Objetivo indicado A
Edite o trecho do texto sobre João Rôlo que começa em "Com uma longa" e termina em "se tivesse concretizado.", substituindo "celebridades nacionais" por "figuras públicas nacionais".
Objetivo indicado B
Responda, com base no texto sobre João Rôlo:
(i) Que idade tem o estilista?
(ii) Para que evento de moda em Portugal ele diz não receber sequer um convite para assistir?
(iii) Que jornalista é referida entre as celebridades que ele costuma vestir?

Texto fornecido
·····

Os dramas da vida de João Rôlo. Da morte do pai no dia do funeral da mãe à luta para se impor em Portugal: "Fui recusado pela moda"
Em conversa com Duarte Siopa para a CM Rádio, o estilista passou os seus 40 anos de carreira em revista e foi com uma certa mágoa que assumiu ter tido sempre mais sucesso lá fora do que em Portugal. Ao longo do percurso, diz ter estado a um passo de ser diretor criativo da Chanel e que recebe frequentemente convites para se mudar para o Dubai. Apesar de se sentir tantas vezes posto de parte pela indústria da moda nacional, admite que o carinho que recebe dos portugueses o enche de ternura.João Rôlo é um dos grandes nomes da moda em Portugal. Aos 61 anos e a celebrar 40 de carreira, não conhece a sua vida sem estar ligada à arte e às coisas belas, algo que lhe foi incutido desde novo pela mãe. Batalhador, ainda que por vezes incompreendido, a pretexto da data marcante no seu percurso profissional, aceitou o desafio de estar à conversa com Duarte Siopa no programa da CM Rádio 'Siopa Convida' - emitido este domingo, dia 9 de novembro. Direto e sem rodeios, esmiuçou o caminho até aqui chegar, ainda que lamente que, por vezes, seja fora de portas que lhe estendam o tapete vermelho, com um reconhecimento que, por cá, teima em não chegar.
"Sou mais reconhecido fora do que dentro do País, há celebridades que têm acesso a qualquer designer no mundo e estão-me constantemente a pedir a mim, é super gratificante. Eem termos de publico, eu sou muito acarinhado, os portugueses gostam muito de mim, e isso enche-me de ternura, o afeto que as pessoas têm por mim. Depois, há toda uma outra parte, que foi a parte da moda em Portugal, que sempre fez questão de me recusar, fui pouco valorizado", admitiu em conversa com o rosto da CMTV, detalhando que não deixa de ser um contrassenso que receba convites para festas um pouco por todo o mundo e em Portugal se esqueçam sempre de o incluir na lista. "Sou convidado para festas internacionais da GQ e Vogue, cá em Portugal não recebo um convite nem sequer para assistir à ModaLisboa, tudo o que são festas de moda ninguém me convida."
Com uma longa carreira a brilhar em nome próprio, João Rôlo é conhecido por vestir frequentemente várias celebridades nacionais, como Cristina Ferreira ou a jornalista Clara de Sousa, e por um estilo muito trabalhado que encanta pelo feminismo e glamour das peças a que dá vida. Teve convites para se mudar para o Dubai, mas escolheu trabalhar em Portugal, onde poderia, no entanto, já não estar se uma das melhores propostas de trabalho que recebeu se tivesse concretizado.

·····

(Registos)
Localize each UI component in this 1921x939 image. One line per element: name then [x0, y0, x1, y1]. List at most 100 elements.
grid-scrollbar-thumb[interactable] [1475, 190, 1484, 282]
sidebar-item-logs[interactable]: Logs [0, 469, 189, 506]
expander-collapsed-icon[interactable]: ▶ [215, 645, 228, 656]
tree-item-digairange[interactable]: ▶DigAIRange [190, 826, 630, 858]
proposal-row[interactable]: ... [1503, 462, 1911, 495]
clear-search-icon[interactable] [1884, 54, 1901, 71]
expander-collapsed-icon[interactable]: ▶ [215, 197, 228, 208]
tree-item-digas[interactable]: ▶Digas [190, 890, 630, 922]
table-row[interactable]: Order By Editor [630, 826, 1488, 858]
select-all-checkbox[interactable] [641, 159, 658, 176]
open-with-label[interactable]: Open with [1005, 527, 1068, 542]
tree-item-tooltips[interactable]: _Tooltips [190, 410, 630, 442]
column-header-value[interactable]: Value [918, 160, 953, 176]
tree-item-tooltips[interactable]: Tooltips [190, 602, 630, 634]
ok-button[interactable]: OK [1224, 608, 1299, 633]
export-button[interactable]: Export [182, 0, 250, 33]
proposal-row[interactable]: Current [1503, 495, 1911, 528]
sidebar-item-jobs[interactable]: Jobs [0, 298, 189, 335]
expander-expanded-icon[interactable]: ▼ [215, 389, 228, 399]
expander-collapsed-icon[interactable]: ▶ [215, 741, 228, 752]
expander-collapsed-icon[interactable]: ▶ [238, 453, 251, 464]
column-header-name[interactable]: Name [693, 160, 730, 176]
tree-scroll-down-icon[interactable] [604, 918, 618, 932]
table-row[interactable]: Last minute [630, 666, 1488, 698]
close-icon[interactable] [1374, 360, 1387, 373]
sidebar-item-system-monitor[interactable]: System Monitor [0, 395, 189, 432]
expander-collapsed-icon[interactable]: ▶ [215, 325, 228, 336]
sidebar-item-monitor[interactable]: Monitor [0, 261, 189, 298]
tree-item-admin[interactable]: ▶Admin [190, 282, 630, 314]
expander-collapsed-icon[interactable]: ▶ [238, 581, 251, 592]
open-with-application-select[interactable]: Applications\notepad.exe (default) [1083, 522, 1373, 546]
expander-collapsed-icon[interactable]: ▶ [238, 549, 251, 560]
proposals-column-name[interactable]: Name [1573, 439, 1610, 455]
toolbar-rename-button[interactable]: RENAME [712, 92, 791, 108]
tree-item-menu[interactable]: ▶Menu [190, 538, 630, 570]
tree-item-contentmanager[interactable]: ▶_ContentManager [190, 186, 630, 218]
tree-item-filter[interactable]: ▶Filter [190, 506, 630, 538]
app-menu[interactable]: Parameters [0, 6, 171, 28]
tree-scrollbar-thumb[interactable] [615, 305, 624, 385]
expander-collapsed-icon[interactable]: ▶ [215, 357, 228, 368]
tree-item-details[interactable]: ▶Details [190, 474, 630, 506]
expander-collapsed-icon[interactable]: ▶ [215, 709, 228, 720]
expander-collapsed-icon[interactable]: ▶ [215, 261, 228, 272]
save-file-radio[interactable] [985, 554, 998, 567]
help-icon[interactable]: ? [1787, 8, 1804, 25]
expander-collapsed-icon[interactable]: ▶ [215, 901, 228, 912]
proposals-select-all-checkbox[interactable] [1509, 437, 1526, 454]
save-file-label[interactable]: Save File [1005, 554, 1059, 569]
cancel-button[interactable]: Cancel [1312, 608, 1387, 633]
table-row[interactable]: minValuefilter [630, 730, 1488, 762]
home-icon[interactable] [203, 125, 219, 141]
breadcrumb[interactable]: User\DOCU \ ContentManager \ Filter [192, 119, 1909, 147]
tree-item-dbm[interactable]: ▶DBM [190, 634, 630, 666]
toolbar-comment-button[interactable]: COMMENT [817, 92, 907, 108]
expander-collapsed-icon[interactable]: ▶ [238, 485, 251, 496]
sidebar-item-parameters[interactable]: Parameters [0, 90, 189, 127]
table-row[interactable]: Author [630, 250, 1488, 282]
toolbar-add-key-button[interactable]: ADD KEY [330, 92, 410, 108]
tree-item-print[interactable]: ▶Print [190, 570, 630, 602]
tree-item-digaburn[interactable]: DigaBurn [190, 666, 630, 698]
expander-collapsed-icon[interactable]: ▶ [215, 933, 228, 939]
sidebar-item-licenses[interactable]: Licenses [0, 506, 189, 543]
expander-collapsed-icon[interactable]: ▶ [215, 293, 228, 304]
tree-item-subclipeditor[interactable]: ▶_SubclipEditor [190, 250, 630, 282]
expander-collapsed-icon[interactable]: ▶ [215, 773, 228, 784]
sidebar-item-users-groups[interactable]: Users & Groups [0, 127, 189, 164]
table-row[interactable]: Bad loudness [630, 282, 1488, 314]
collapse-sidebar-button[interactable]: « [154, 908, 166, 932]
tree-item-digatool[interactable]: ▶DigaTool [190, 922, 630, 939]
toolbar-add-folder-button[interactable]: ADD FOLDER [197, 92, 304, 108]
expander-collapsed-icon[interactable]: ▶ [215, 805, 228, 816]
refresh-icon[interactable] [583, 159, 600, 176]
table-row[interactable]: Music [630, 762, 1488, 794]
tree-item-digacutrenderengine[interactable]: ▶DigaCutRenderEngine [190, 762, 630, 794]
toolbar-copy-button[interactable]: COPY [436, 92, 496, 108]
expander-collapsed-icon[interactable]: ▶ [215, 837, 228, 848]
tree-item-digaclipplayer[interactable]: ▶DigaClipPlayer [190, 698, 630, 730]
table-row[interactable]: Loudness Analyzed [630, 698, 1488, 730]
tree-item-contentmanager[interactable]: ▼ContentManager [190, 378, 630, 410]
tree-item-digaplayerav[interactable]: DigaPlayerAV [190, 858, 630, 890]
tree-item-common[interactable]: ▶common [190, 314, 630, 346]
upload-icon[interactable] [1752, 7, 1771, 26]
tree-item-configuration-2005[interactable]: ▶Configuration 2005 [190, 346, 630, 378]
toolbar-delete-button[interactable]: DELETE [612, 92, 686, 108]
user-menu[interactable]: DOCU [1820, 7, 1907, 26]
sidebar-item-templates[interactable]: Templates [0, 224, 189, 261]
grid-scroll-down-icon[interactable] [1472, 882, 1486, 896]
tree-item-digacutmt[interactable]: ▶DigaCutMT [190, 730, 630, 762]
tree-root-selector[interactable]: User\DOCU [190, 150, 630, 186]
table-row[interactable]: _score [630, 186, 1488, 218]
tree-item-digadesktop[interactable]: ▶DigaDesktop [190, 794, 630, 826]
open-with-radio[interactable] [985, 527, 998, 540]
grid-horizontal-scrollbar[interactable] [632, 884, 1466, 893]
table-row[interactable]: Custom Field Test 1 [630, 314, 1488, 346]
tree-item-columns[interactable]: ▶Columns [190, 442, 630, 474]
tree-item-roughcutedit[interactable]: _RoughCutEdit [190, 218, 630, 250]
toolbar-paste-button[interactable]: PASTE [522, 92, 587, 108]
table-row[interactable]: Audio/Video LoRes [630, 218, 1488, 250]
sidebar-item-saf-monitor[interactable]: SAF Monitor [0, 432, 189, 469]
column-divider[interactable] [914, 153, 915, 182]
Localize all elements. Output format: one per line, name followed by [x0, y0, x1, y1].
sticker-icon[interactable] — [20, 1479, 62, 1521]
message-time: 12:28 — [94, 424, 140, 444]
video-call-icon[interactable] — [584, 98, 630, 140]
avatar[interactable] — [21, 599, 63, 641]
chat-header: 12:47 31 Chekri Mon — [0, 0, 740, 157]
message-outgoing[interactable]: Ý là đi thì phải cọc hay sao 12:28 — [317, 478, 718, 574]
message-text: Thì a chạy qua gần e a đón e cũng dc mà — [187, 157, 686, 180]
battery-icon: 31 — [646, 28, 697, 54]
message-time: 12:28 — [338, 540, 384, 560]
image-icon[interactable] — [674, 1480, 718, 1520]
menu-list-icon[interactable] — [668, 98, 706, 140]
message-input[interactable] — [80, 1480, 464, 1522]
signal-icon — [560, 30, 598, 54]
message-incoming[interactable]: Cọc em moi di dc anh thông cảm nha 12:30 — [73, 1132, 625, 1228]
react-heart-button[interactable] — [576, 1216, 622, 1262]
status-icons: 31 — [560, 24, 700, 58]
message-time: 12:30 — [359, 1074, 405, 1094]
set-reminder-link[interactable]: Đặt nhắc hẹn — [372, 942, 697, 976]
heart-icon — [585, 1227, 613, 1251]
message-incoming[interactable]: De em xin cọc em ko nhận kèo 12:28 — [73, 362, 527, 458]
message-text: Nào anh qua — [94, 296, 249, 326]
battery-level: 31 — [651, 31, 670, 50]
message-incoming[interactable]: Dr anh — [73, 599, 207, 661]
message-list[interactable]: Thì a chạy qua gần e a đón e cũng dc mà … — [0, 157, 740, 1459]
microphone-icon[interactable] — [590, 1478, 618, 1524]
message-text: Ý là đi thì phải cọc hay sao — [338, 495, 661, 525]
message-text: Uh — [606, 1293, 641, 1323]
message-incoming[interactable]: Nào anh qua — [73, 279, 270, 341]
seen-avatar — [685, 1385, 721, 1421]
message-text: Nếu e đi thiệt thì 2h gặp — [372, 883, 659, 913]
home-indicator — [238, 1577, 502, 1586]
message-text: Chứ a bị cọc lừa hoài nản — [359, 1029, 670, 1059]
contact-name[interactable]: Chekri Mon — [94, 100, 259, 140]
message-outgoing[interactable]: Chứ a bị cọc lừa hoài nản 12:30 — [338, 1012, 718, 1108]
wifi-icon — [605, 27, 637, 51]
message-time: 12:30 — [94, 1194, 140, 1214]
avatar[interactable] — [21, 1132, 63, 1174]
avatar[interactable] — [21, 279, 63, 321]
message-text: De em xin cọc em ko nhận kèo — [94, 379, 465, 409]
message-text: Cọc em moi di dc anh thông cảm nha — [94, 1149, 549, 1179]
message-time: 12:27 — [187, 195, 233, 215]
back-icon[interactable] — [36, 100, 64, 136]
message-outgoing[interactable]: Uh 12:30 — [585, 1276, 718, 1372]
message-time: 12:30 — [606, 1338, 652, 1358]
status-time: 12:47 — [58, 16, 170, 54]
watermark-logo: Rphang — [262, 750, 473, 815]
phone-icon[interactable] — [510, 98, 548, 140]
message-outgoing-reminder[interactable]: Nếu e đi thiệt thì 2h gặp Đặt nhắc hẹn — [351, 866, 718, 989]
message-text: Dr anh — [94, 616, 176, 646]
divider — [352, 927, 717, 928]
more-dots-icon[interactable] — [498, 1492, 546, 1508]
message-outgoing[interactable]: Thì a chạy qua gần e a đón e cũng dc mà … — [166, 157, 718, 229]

·····

Resposta final A
Com uma longa carreira a brilhar em nome próprio, João Rôlo é conhecido por vestir frequentemente várias figuras públicas nacionais, como Cristina Ferreira ou a jornalista Clara de Sousa, e por um estilo muito trabalhado que encanta pelo feminismo e glamour das peças a que dá vida. Teve convites para se mudar para o Dubai, mas escolheu trabalhar em Portugal, onde poderia, no entanto, já não estar se uma das melhores propostas de trabalho que recebeu se tivesse concretizado.

Resposta final B
(i) 61 anos.
(ii) A ModaLisboa.
(iii) Clara de Sousa.